Provided data =
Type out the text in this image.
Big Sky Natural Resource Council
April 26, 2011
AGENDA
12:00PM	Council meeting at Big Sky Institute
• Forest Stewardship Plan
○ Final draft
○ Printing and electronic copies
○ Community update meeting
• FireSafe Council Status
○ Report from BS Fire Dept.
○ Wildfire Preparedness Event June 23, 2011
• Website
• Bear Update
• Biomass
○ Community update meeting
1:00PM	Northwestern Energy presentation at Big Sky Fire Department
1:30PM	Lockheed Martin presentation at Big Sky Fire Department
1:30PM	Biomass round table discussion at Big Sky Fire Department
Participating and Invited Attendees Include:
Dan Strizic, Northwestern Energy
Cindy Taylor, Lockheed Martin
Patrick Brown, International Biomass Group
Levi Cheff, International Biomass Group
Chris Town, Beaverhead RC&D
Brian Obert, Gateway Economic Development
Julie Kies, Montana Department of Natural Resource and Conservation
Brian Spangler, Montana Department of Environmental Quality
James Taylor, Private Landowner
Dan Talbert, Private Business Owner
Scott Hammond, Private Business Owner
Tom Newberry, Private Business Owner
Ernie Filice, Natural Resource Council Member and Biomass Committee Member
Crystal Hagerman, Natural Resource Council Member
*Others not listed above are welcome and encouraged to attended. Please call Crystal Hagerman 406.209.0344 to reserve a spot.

To be done = Reproduce all the data word for word.

Solution =
Type out the text in this image.
Big Sky Natural Resource Council
April 26, 2011
AGENDA
12:00PM	Council meeting at Big Sky Institute
• Forest Stewardship Plan
○ Final draft
○ Printing and electronic copies
○ Community update meeting
• FireSafe Council Status
○ Report from BS Fire Dept.
○ Wildfire Preparedness Event June 23, 2011
• Website
• Bear Update
• Biomass
○ Community update meeting
1:00PM	Northwestern Energy presentation at Big Sky Fire Department
1:30PM	Lockheed Martin presentation at Big Sky Fire Department
1:30PM	Biomass round table discussion at Big Sky Fire Department
Participating and Invited Attendees Include:
Dan Strizic, Northwestern Energy
Cindy Taylor, Lockheed Martin
Patrick Brown, International Biomass Group
Levi Cheff, International Biomass Group
Chris Town, Beaverhead RC&D
Brian Obert, Gateway Economic Development
Julie Kies, Montana Department of Natural Resource and Conservation
Brian Spangler, Montana Department of Environmental Quality
James Taylor, Private Landowner
Dan Talbert, Private Business Owner
Scott Hammond, Private Business Owner
Tom Newberry, Private Business Owner
Ernie Filice, Natural Resource Council Member and Biomass Committee Member
Crystal Hagerman, Natural Resource Council Member
*Others not listed above are welcome and encouraged to attended. Please call Crystal Hagerman 406.209.0344 to reserve a spot.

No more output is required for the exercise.